EXERCISE PROMPT: In the listing below, locate the lines that hold the string "sesión". Copy those lines.

[Extracted records]
— BEGIN —
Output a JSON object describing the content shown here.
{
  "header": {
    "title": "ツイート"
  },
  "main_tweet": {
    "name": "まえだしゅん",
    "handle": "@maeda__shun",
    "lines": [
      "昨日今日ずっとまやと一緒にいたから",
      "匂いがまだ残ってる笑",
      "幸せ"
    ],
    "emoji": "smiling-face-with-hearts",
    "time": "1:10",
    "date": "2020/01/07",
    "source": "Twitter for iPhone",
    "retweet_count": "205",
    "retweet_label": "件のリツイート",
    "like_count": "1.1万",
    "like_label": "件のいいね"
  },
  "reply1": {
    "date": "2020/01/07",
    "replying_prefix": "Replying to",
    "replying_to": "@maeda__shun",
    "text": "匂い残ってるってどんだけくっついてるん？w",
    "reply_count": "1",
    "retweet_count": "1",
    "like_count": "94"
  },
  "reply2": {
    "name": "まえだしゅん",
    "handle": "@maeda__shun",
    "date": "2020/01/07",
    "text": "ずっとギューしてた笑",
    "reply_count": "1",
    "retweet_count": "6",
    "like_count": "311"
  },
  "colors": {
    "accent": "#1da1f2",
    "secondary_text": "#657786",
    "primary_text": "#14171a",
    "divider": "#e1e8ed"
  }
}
— END —
— BEGIN —
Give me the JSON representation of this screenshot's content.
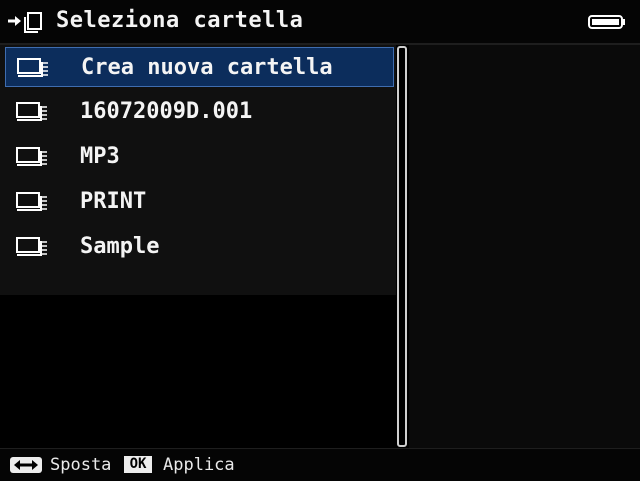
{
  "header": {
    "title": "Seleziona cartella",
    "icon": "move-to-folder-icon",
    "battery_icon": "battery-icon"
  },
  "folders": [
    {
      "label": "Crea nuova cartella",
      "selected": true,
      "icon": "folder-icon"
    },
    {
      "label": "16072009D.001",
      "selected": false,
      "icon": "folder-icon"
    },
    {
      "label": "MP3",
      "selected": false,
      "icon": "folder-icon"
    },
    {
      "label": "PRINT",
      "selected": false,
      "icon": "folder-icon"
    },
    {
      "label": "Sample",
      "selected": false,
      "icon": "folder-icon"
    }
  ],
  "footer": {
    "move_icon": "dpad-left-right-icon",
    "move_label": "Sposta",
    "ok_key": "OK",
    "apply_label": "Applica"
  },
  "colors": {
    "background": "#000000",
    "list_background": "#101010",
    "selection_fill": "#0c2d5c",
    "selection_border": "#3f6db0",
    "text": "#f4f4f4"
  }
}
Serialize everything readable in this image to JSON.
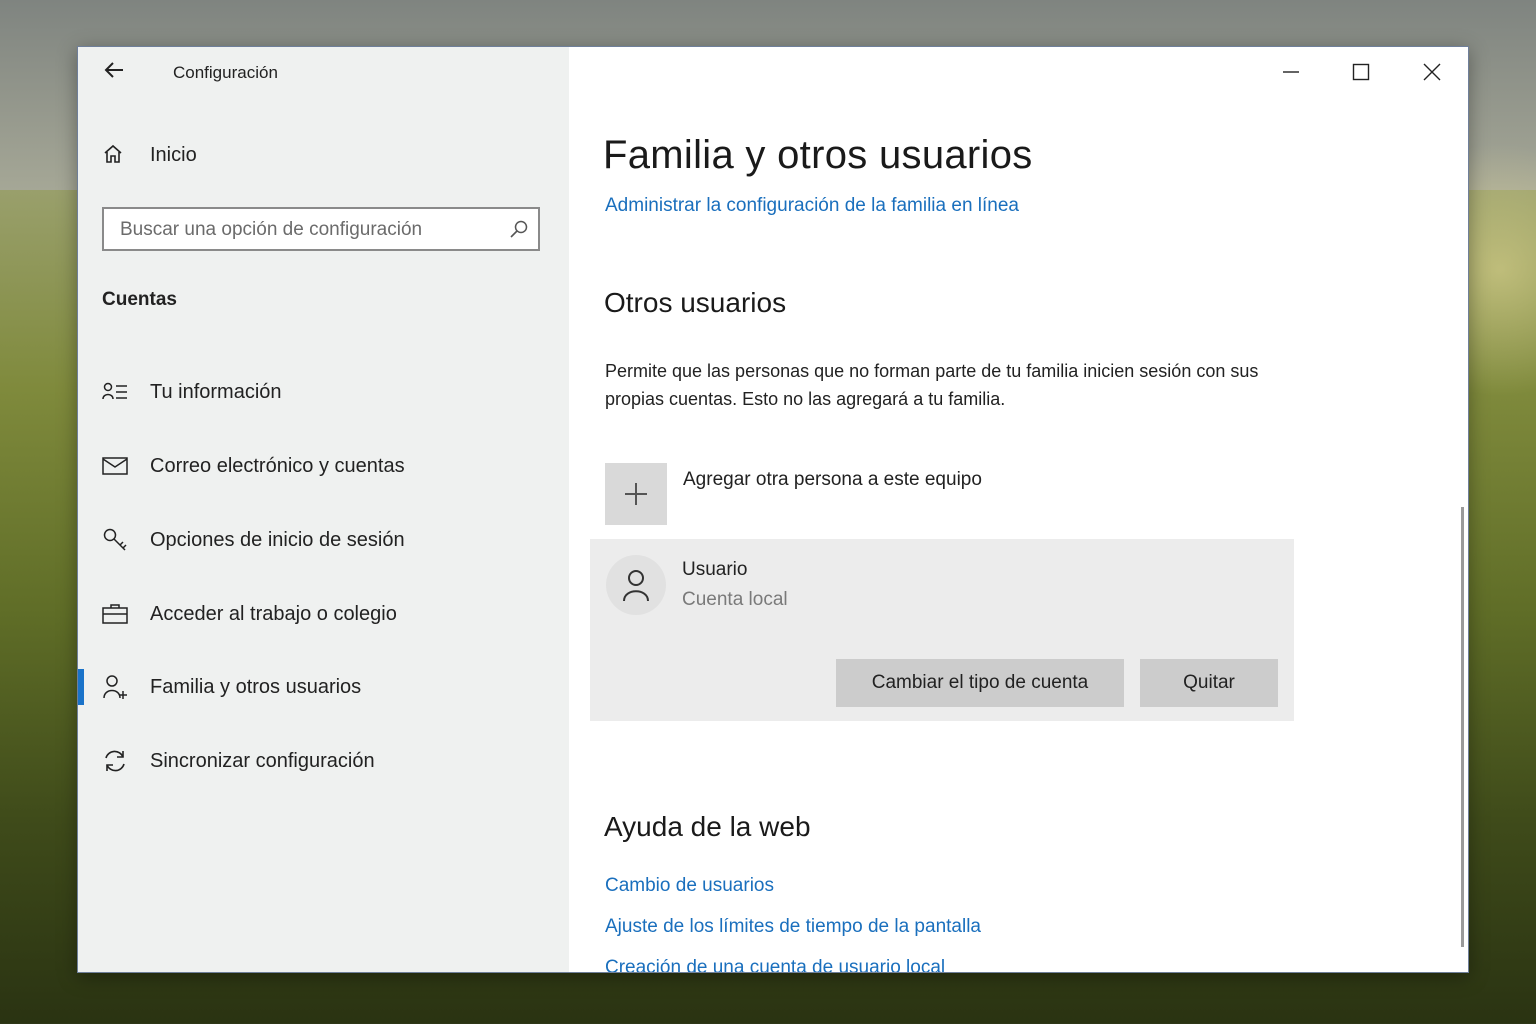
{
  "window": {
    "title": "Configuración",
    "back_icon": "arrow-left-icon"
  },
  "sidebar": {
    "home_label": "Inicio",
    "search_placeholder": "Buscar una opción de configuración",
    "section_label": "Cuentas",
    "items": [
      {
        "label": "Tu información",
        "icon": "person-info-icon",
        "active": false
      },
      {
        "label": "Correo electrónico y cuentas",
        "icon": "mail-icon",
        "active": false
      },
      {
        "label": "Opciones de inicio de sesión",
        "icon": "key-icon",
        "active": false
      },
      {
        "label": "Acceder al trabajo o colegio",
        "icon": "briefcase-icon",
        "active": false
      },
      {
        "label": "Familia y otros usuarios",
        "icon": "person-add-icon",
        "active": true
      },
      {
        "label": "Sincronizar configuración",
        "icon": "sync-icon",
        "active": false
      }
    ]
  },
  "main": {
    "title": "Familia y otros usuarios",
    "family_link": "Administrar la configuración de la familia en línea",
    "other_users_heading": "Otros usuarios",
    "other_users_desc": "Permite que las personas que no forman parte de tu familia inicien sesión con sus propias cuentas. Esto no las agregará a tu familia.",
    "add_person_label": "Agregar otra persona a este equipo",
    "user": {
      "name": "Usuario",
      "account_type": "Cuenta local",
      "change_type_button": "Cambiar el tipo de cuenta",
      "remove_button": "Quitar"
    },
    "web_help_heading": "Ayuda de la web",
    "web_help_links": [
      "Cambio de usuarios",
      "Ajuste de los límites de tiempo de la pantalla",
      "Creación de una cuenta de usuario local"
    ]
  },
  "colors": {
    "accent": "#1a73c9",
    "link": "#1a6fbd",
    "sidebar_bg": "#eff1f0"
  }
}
— END —
FINAL ANSWER:
        "label": "Opciones de inicio de sesión",
    "other_users_desc": "Permite que las personas que no forman parte de tu familia inicien sesión con sus propias cuentas. Esto no las agregará a tu familia.",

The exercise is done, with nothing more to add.